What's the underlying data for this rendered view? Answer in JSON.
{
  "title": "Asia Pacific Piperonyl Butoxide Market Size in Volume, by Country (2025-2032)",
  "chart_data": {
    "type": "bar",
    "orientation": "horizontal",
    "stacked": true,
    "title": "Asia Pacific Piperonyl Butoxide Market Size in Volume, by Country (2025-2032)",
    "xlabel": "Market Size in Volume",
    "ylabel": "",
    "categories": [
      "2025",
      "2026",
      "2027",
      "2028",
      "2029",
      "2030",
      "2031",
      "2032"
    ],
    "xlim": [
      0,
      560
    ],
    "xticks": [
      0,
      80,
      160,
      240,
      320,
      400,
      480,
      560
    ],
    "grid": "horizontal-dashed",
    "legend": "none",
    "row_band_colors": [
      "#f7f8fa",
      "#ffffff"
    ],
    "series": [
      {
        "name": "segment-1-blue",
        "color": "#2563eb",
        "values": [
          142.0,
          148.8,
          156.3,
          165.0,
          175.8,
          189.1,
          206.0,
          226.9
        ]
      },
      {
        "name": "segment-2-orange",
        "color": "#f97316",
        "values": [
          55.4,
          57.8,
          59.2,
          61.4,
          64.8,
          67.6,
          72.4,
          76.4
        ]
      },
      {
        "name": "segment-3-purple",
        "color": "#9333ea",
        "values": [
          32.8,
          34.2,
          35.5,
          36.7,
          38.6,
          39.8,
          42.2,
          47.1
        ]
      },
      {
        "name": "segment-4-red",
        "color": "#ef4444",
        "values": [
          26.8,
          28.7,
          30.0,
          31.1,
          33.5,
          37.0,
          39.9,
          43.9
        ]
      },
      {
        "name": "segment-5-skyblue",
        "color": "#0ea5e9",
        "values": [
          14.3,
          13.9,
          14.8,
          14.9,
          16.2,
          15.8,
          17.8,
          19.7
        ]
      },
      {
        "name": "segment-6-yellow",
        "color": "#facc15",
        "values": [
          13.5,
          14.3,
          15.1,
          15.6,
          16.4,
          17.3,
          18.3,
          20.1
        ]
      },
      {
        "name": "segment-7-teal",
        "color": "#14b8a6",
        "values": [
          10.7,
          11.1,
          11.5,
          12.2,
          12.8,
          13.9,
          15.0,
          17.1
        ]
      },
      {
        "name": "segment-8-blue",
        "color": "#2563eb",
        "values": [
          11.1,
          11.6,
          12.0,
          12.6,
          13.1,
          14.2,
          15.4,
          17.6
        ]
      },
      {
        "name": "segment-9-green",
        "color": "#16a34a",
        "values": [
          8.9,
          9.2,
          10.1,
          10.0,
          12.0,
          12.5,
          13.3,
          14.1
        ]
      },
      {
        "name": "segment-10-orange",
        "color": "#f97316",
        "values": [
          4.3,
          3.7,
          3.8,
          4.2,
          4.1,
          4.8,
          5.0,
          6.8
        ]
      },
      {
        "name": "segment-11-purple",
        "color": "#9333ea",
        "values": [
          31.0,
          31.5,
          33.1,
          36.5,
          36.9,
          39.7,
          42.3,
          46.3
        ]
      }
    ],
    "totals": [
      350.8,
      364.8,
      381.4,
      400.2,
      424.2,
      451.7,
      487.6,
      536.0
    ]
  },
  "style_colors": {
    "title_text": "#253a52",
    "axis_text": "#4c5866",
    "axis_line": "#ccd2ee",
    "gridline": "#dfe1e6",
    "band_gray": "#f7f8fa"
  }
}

++++++++

» PROBLEM REQUIREMENTS:
Copy down the material exactly as written.

» PROBLEM SOLUTION:
What's the underlying data for this rendered view? Answer in JSON.
{
  "title": "Asia Pacific Piperonyl Butoxide Market Size in Volume, by Country (2025-2032)",
  "chart_data": {
    "type": "bar",
    "orientation": "horizontal",
    "stacked": true,
    "title": "Asia Pacific Piperonyl Butoxide Market Size in Volume, by Country (2025-2032)",
    "xlabel": "Market Size in Volume",
    "ylabel": "",
    "categories": [
      "2025",
      "2026",
      "2027",
      "2028",
      "2029",
      "2030",
      "2031",
      "2032"
    ],
    "xlim": [
      0,
      560
    ],
    "xticks": [
      0,
      80,
      160,
      240,
      320,
      400,
      480,
      560
    ],
    "grid": "horizontal-dashed",
    "legend": "none",
    "row_band_colors": [
      "#f7f8fa",
      "#ffffff"
    ],
    "series": [
      {
        "name": "segment-1-blue",
        "color": "#2563eb",
        "values": [
          142.0,
          148.8,
          156.3,
          165.0,
          175.8,
          189.1,
          206.0,
          226.9
        ]
      },
      {
        "name": "segment-2-orange",
        "color": "#f97316",
        "values": [
          55.4,
          57.8,
          59.2,
          61.4,
          64.8,
          67.6,
          72.4,
          76.4
        ]
      },
      {
        "name": "segment-3-purple",
        "color": "#9333ea",
        "values": [
          32.8,
          34.2,
          35.5,
          36.7,
          38.6,
          39.8,
          42.2,
          47.1
        ]
      },
      {
        "name": "segment-4-red",
        "color": "#ef4444",
        "values": [
          26.8,
          28.7,
          30.0,
          31.1,
          33.5,
          37.0,
          39.9,
          43.9
        ]
      },
      {
        "name": "segment-5-skyblue",
        "color": "#0ea5e9",
        "values": [
          14.3,
          13.9,
          14.8,
          14.9,
          16.2,
          15.8,
          17.8,
          19.7
        ]
      },
      {
        "name": "segment-6-yellow",
        "color": "#facc15",
        "values": [
          13.5,
          14.3,
          15.1,
          15.6,
          16.4,
          17.3,
          18.3,
          20.1
        ]
      },
      {
        "name": "segment-7-teal",
        "color": "#14b8a6",
        "values": [
          10.7,
          11.1,
          11.5,
          12.2,
          12.8,
          13.9,
          15.0,
          17.1
        ]
      },
      {
        "name": "segment-8-blue",
        "color": "#2563eb",
        "values": [
          11.1,
          11.6,
          12.0,
          12.6,
          13.1,
          14.2,
          15.4,
          17.6
        ]
      },
      {
        "name": "segment-9-green",
        "color": "#16a34a",
        "values": [
          8.9,
          9.2,
          10.1,
          10.0,
          12.0,
          12.5,
          13.3,
          14.1
        ]
      },
      {
        "name": "segment-10-orange",
        "color": "#f97316",
        "values": [
          4.3,
          3.7,
          3.8,
          4.2,
          4.1,
          4.8,
          5.0,
          6.8
        ]
      },
      {
        "name": "segment-11-purple",
        "color": "#9333ea",
        "values": [
          31.0,
          31.5,
          33.1,
          36.5,
          36.9,
          39.7,
          42.3,
          46.3
        ]
      }
    ],
    "totals": [
      350.8,
      364.8,
      381.4,
      400.2,
      424.2,
      451.7,
      487.6,
      536.0
    ]
  },
  "style_colors": {
    "title_text": "#253a52",
    "axis_text": "#4c5866",
    "axis_line": "#ccd2ee",
    "gridline": "#dfe1e6",
    "band_gray": "#f7f8fa"
  }
}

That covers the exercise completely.